Instruction: Locate each line below that includes "JSON" and reproduce it.

Records for this exercise:
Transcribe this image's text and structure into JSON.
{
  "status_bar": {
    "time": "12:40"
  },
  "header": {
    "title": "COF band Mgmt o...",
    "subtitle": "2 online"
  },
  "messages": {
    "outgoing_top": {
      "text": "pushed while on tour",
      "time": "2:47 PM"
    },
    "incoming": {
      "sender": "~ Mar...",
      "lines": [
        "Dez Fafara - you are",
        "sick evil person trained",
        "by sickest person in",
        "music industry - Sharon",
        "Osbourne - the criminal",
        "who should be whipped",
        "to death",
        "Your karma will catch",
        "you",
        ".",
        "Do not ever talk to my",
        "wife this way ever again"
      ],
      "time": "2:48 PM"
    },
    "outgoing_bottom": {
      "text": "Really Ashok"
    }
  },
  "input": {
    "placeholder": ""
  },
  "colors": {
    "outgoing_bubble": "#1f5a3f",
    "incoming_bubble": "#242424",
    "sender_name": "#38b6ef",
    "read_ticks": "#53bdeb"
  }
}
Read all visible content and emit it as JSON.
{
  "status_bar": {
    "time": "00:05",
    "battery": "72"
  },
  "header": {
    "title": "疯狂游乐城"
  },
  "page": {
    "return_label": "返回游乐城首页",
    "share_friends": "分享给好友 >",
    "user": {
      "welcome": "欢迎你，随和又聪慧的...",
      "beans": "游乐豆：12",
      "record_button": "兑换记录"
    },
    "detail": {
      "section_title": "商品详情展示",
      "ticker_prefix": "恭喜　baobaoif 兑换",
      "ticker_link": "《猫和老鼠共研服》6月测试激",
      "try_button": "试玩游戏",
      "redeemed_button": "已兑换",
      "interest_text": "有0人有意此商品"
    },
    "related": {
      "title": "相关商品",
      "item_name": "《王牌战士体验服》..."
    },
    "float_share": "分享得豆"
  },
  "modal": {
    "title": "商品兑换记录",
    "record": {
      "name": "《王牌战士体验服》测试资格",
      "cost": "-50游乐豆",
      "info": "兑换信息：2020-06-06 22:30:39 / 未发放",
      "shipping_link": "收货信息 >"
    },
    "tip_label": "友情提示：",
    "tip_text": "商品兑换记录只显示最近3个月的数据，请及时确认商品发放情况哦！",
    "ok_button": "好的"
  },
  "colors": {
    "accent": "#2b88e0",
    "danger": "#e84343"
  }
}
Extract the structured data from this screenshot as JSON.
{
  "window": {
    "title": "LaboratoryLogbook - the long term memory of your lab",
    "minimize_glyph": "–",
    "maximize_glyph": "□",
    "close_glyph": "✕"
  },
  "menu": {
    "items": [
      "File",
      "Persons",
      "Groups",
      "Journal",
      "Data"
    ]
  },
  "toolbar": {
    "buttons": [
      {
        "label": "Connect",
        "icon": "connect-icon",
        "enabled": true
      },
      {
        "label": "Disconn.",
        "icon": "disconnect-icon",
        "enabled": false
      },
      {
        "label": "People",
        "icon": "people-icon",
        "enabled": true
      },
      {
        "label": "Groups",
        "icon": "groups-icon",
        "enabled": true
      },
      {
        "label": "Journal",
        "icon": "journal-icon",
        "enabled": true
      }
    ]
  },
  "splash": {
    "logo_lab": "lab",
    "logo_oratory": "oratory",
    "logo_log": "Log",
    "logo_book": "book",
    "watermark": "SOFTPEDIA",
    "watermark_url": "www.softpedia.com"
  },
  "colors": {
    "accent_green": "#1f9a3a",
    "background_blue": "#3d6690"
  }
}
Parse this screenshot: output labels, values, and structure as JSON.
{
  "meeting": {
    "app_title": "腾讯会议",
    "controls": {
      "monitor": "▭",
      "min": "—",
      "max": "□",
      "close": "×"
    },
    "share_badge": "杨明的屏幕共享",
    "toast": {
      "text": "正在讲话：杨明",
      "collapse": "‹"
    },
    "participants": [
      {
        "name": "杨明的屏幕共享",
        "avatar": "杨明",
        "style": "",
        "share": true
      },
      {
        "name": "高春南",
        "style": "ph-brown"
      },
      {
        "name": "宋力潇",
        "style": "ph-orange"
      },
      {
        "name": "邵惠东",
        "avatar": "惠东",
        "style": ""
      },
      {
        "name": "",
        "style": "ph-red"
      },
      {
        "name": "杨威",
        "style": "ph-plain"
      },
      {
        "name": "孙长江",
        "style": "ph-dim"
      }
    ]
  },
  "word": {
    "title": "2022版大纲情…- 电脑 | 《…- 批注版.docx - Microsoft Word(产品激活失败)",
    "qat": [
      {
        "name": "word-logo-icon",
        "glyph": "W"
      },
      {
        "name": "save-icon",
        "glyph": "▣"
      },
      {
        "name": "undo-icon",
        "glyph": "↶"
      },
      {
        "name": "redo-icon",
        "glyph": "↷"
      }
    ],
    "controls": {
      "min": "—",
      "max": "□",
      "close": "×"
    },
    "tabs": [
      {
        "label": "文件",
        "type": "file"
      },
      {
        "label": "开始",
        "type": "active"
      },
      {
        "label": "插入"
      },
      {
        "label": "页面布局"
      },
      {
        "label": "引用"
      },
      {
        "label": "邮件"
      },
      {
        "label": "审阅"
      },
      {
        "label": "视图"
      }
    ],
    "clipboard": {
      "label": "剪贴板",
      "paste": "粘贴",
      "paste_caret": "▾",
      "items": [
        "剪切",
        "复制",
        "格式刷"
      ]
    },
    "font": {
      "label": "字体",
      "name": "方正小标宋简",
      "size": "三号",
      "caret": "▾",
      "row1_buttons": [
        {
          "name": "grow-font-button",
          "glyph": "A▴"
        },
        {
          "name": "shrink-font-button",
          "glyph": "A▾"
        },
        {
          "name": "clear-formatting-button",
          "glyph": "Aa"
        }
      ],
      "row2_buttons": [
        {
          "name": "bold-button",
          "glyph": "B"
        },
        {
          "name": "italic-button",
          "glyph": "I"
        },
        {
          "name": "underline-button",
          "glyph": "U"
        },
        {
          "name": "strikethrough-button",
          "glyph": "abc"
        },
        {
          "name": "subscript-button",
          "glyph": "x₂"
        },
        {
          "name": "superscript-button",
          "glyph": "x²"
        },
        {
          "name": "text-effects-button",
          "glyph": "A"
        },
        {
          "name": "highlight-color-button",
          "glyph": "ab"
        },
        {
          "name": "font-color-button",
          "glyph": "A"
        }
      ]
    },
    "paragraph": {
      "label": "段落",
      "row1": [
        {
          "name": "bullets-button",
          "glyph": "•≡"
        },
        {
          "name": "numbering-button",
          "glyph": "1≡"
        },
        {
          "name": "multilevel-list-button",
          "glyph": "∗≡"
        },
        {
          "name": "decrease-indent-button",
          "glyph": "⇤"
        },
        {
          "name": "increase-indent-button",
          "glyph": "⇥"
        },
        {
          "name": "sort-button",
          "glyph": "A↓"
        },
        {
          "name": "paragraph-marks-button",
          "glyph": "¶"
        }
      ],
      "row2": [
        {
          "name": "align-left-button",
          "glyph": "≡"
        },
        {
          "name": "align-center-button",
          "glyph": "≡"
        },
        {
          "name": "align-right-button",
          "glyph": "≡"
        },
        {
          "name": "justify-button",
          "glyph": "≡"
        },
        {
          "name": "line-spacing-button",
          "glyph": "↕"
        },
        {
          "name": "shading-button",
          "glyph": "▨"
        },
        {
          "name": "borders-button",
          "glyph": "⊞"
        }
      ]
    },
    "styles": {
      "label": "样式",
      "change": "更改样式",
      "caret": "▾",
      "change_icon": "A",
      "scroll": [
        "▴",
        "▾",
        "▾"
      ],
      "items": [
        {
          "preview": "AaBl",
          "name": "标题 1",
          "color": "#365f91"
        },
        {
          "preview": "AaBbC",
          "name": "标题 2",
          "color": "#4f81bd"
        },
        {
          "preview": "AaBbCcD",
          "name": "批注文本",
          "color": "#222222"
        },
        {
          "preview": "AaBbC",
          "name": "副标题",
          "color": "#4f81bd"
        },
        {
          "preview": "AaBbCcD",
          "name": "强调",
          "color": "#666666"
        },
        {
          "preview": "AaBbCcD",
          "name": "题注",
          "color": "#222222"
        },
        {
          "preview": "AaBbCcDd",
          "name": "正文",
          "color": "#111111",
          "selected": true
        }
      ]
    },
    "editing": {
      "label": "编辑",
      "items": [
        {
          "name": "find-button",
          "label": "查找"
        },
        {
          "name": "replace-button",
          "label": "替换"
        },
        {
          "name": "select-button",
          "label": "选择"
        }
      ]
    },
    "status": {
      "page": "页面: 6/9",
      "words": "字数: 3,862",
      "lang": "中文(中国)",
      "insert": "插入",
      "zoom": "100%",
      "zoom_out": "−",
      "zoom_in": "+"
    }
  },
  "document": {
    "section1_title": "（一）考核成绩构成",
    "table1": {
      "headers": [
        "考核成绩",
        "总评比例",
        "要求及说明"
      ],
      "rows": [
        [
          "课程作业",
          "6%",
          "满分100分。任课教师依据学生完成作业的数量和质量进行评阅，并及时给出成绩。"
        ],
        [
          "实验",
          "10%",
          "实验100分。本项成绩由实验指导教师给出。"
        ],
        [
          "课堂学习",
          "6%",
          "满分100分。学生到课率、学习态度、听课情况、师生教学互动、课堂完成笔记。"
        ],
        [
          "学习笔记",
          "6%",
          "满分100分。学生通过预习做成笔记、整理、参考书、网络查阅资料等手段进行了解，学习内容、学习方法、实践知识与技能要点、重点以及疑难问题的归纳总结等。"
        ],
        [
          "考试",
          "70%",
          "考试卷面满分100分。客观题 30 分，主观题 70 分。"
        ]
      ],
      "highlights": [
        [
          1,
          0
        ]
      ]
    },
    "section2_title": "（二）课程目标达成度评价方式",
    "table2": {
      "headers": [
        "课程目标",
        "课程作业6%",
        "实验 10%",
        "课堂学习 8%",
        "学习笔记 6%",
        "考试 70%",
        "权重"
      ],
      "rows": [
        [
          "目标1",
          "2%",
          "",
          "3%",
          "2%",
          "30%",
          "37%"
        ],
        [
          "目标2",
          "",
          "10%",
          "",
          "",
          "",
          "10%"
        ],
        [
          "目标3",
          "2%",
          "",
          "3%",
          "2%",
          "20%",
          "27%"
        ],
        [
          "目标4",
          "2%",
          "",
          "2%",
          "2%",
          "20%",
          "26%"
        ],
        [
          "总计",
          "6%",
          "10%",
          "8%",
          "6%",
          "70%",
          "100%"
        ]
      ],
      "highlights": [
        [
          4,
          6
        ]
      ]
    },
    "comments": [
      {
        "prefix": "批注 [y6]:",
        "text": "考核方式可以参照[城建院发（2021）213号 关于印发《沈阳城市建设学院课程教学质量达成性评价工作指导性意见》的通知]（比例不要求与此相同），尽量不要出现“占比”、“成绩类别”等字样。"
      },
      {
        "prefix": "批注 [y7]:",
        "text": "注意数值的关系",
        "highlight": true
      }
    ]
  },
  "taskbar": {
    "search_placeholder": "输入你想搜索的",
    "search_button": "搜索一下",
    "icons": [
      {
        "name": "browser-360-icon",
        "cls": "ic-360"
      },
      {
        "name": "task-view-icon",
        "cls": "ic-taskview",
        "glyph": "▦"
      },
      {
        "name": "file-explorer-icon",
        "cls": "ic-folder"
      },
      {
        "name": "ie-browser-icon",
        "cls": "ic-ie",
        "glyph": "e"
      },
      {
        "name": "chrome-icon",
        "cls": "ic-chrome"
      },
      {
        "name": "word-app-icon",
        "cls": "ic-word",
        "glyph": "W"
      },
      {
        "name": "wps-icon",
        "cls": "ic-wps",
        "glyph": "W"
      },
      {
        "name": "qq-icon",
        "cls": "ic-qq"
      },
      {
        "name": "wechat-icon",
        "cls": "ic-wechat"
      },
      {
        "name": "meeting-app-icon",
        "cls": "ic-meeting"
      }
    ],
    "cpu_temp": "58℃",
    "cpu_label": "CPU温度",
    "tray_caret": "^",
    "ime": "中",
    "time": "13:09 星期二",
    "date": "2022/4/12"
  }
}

Correct answer:
Transcribe this image's text and structure into JSON.
Read all visible content and emit it as JSON.
Extract the structured data from this screenshot as JSON.
Parse this screenshot: output labels, values, and structure as JSON.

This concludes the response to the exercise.